◆ What to do
Return the whole listing, line for line, without the pictures in it.

[Data entries]

*-*-*

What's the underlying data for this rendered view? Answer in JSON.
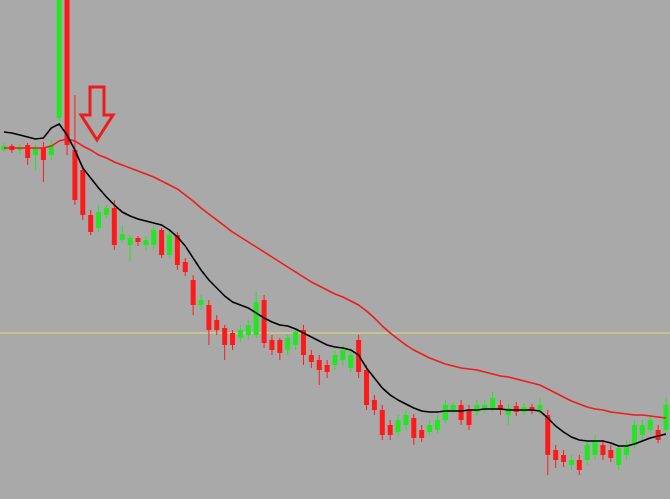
{
  "chart_data": {
    "type": "candlestick",
    "categories": [
      null,
      null,
      null,
      null,
      null,
      null,
      null,
      null,
      null,
      null,
      null,
      null,
      null,
      null,
      null,
      null,
      null,
      null,
      null,
      null,
      null,
      null,
      null,
      null,
      null,
      null,
      null,
      null,
      null,
      null,
      null,
      null,
      null,
      null,
      null,
      null,
      null,
      null,
      null,
      null,
      null,
      null,
      null,
      null,
      null,
      null,
      null,
      null,
      null,
      null,
      null,
      null,
      null,
      null,
      null,
      null,
      null,
      null,
      null,
      null,
      null,
      null,
      null,
      null,
      null,
      null,
      null,
      null,
      null,
      null,
      null,
      null,
      null,
      null,
      null,
      null,
      null,
      null,
      null,
      null,
      null,
      null,
      null,
      null,
      null
    ],
    "open": [
      349,
      353,
      349,
      354,
      344,
      351,
      344,
      381,
      499,
      349,
      329,
      284,
      271,
      284,
      291,
      259,
      254,
      261,
      254,
      254,
      269,
      244,
      264,
      237,
      219,
      194,
      194,
      179,
      171,
      166,
      161,
      164,
      164,
      199,
      159,
      159,
      149,
      154,
      169,
      144,
      139,
      134,
      134,
      139,
      131,
      159,
      129,
      99,
      89,
      74,
      67,
      74,
      81,
      69,
      67,
      69,
      79,
      89,
      94,
      89,
      87,
      89,
      91,
      94,
      84,
      93,
      87,
      92,
      89,
      84,
      49,
      44,
      34,
      39,
      39,
      44,
      54,
      49,
      34,
      44,
      54,
      64,
      69,
      69,
      69
    ],
    "high": [
      356,
      355,
      355,
      356,
      354,
      357,
      359,
      499,
      499,
      404,
      334,
      289,
      294,
      294,
      299,
      274,
      264,
      263,
      263,
      274,
      271,
      269,
      267,
      241,
      224,
      204,
      199,
      184,
      174,
      169,
      174,
      179,
      207,
      204,
      164,
      161,
      164,
      169,
      174,
      149,
      144,
      139,
      149,
      154,
      151,
      164,
      134,
      104,
      94,
      79,
      84,
      89,
      85,
      74,
      79,
      84,
      99,
      97,
      99,
      94,
      99,
      99,
      107,
      99,
      95,
      97,
      96,
      95,
      101,
      89,
      54,
      49,
      44,
      44,
      59,
      64,
      59,
      54,
      54,
      59,
      79,
      79,
      84,
      74,
      101
    ],
    "low": [
      347,
      346,
      344,
      334,
      329,
      317,
      339,
      378,
      344,
      294,
      279,
      264,
      267,
      281,
      249,
      256,
      237,
      253,
      249,
      249,
      241,
      241,
      229,
      223,
      184,
      189,
      154,
      164,
      139,
      149,
      157,
      159,
      161,
      151,
      144,
      139,
      144,
      149,
      134,
      131,
      114,
      121,
      129,
      134,
      127,
      121,
      89,
      84,
      59,
      59,
      62,
      69,
      54,
      57,
      63,
      66,
      76,
      86,
      74,
      69,
      83,
      86,
      87,
      84,
      74,
      83,
      84,
      85,
      85,
      24,
      31,
      32,
      29,
      24,
      34,
      39,
      39,
      37,
      29,
      39,
      51,
      59,
      66,
      56,
      67
    ],
    "close": [
      353,
      349,
      352,
      341,
      351,
      339,
      354,
      499,
      354,
      299,
      284,
      267,
      287,
      291,
      254,
      265,
      261,
      257,
      259,
      269,
      244,
      264,
      234,
      227,
      194,
      199,
      169,
      169,
      154,
      154,
      169,
      174,
      197,
      156,
      149,
      146,
      161,
      167,
      144,
      137,
      129,
      127,
      144,
      149,
      144,
      127,
      94,
      89,
      64,
      64,
      79,
      84,
      61,
      61,
      74,
      79,
      94,
      94,
      79,
      74,
      94,
      94,
      101,
      89,
      91,
      87,
      92,
      88,
      94,
      44,
      39,
      37,
      39,
      29,
      54,
      59,
      44,
      41,
      51,
      54,
      74,
      74,
      79,
      59,
      94
    ],
    "up_color": "#22e622",
    "down_color": "#ff1a1a",
    "lines": [
      {
        "color": "#ee1c1c",
        "values": [
          351,
          351,
          351,
          351,
          351,
          351,
          353,
          358,
          360,
          358,
          353,
          349,
          344,
          341,
          337,
          334,
          331,
          328,
          325,
          322,
          318,
          314,
          310,
          304,
          298,
          291,
          285,
          279,
          273,
          267,
          262,
          257,
          252,
          247,
          242,
          237,
          232,
          227,
          222,
          217,
          213,
          209,
          205,
          202,
          198,
          194,
          188,
          181,
          173,
          166,
          160,
          154,
          149,
          145,
          141,
          138,
          135,
          133,
          131,
          130,
          129,
          127,
          125,
          123,
          122,
          120,
          118,
          116,
          114,
          110,
          106,
          102,
          98,
          95,
          92,
          90,
          89,
          87,
          86,
          85,
          84,
          84,
          83,
          82,
          81
        ]
      },
      {
        "color": "#000000",
        "values": [
          367,
          366,
          364,
          362,
          360,
          361,
          371,
          375,
          364,
          349,
          331,
          321,
          311,
          302,
          294,
          287,
          283,
          280,
          278,
          276,
          274,
          269,
          262,
          253,
          241,
          229,
          219,
          211,
          203,
          197,
          194,
          191,
          186,
          181,
          177,
          174,
          173,
          170,
          166,
          162,
          158,
          154,
          152,
          151,
          149,
          144,
          131,
          121,
          111,
          104,
          99,
          95,
          91,
          88,
          87,
          87,
          88,
          88,
          88,
          89,
          89,
          90,
          90,
          90,
          89,
          89,
          89,
          89,
          88,
          81,
          73,
          67,
          62,
          59,
          58,
          58,
          58,
          56,
          53,
          53,
          55,
          58,
          61,
          63,
          65
        ]
      }
    ],
    "hline": {
      "value": 166,
      "color": "#e8e070"
    },
    "ylim": [
      0,
      499
    ]
  }
}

*-*-*

◆ Solution to the exercise
What's the underlying data for this rendered view? Answer in JSON.
{
  "chart_data": {
    "type": "candlestick",
    "categories": [
      null,
      null,
      null,
      null,
      null,
      null,
      null,
      null,
      null,
      null,
      null,
      null,
      null,
      null,
      null,
      null,
      null,
      null,
      null,
      null,
      null,
      null,
      null,
      null,
      null,
      null,
      null,
      null,
      null,
      null,
      null,
      null,
      null,
      null,
      null,
      null,
      null,
      null,
      null,
      null,
      null,
      null,
      null,
      null,
      null,
      null,
      null,
      null,
      null,
      null,
      null,
      null,
      null,
      null,
      null,
      null,
      null,
      null,
      null,
      null,
      null,
      null,
      null,
      null,
      null,
      null,
      null,
      null,
      null,
      null,
      null,
      null,
      null,
      null,
      null,
      null,
      null,
      null,
      null,
      null,
      null,
      null,
      null,
      null,
      null
    ],
    "open": [
      349,
      353,
      349,
      354,
      344,
      351,
      344,
      381,
      499,
      349,
      329,
      284,
      271,
      284,
      291,
      259,
      254,
      261,
      254,
      254,
      269,
      244,
      264,
      237,
      219,
      194,
      194,
      179,
      171,
      166,
      161,
      164,
      164,
      199,
      159,
      159,
      149,
      154,
      169,
      144,
      139,
      134,
      134,
      139,
      131,
      159,
      129,
      99,
      89,
      74,
      67,
      74,
      81,
      69,
      67,
      69,
      79,
      89,
      94,
      89,
      87,
      89,
      91,
      94,
      84,
      93,
      87,
      92,
      89,
      84,
      49,
      44,
      34,
      39,
      39,
      44,
      54,
      49,
      34,
      44,
      54,
      64,
      69,
      69,
      69
    ],
    "high": [
      356,
      355,
      355,
      356,
      354,
      357,
      359,
      499,
      499,
      404,
      334,
      289,
      294,
      294,
      299,
      274,
      264,
      263,
      263,
      274,
      271,
      269,
      267,
      241,
      224,
      204,
      199,
      184,
      174,
      169,
      174,
      179,
      207,
      204,
      164,
      161,
      164,
      169,
      174,
      149,
      144,
      139,
      149,
      154,
      151,
      164,
      134,
      104,
      94,
      79,
      84,
      89,
      85,
      74,
      79,
      84,
      99,
      97,
      99,
      94,
      99,
      99,
      107,
      99,
      95,
      97,
      96,
      95,
      101,
      89,
      54,
      49,
      44,
      44,
      59,
      64,
      59,
      54,
      54,
      59,
      79,
      79,
      84,
      74,
      101
    ],
    "low": [
      347,
      346,
      344,
      334,
      329,
      317,
      339,
      378,
      344,
      294,
      279,
      264,
      267,
      281,
      249,
      256,
      237,
      253,
      249,
      249,
      241,
      241,
      229,
      223,
      184,
      189,
      154,
      164,
      139,
      149,
      157,
      159,
      161,
      151,
      144,
      139,
      144,
      149,
      134,
      131,
      114,
      121,
      129,
      134,
      127,
      121,
      89,
      84,
      59,
      59,
      62,
      69,
      54,
      57,
      63,
      66,
      76,
      86,
      74,
      69,
      83,
      86,
      87,
      84,
      74,
      83,
      84,
      85,
      85,
      24,
      31,
      32,
      29,
      24,
      34,
      39,
      39,
      37,
      29,
      39,
      51,
      59,
      66,
      56,
      67
    ],
    "close": [
      353,
      349,
      352,
      341,
      351,
      339,
      354,
      499,
      354,
      299,
      284,
      267,
      287,
      291,
      254,
      265,
      261,
      257,
      259,
      269,
      244,
      264,
      234,
      227,
      194,
      199,
      169,
      169,
      154,
      154,
      169,
      174,
      197,
      156,
      149,
      146,
      161,
      167,
      144,
      137,
      129,
      127,
      144,
      149,
      144,
      127,
      94,
      89,
      64,
      64,
      79,
      84,
      61,
      61,
      74,
      79,
      94,
      94,
      79,
      74,
      94,
      94,
      101,
      89,
      91,
      87,
      92,
      88,
      94,
      44,
      39,
      37,
      39,
      29,
      54,
      59,
      44,
      41,
      51,
      54,
      74,
      74,
      79,
      59,
      94
    ],
    "up_color": "#22e622",
    "down_color": "#ff1a1a",
    "lines": [
      {
        "color": "#ee1c1c",
        "values": [
          351,
          351,
          351,
          351,
          351,
          351,
          353,
          358,
          360,
          358,
          353,
          349,
          344,
          341,
          337,
          334,
          331,
          328,
          325,
          322,
          318,
          314,
          310,
          304,
          298,
          291,
          285,
          279,
          273,
          267,
          262,
          257,
          252,
          247,
          242,
          237,
          232,
          227,
          222,
          217,
          213,
          209,
          205,
          202,
          198,
          194,
          188,
          181,
          173,
          166,
          160,
          154,
          149,
          145,
          141,
          138,
          135,
          133,
          131,
          130,
          129,
          127,
          125,
          123,
          122,
          120,
          118,
          116,
          114,
          110,
          106,
          102,
          98,
          95,
          92,
          90,
          89,
          87,
          86,
          85,
          84,
          84,
          83,
          82,
          81
        ]
      },
      {
        "color": "#000000",
        "values": [
          367,
          366,
          364,
          362,
          360,
          361,
          371,
          375,
          364,
          349,
          331,
          321,
          311,
          302,
          294,
          287,
          283,
          280,
          278,
          276,
          274,
          269,
          262,
          253,
          241,
          229,
          219,
          211,
          203,
          197,
          194,
          191,
          186,
          181,
          177,
          174,
          173,
          170,
          166,
          162,
          158,
          154,
          152,
          151,
          149,
          144,
          131,
          121,
          111,
          104,
          99,
          95,
          91,
          88,
          87,
          87,
          88,
          88,
          88,
          89,
          89,
          90,
          90,
          90,
          89,
          89,
          89,
          89,
          88,
          81,
          73,
          67,
          62,
          59,
          58,
          58,
          58,
          56,
          53,
          53,
          55,
          58,
          61,
          63,
          65
        ]
      }
    ],
    "hline": {
      "value": 166,
      "color": "#e8e070"
    },
    "ylim": [
      0,
      499
    ]
  }
}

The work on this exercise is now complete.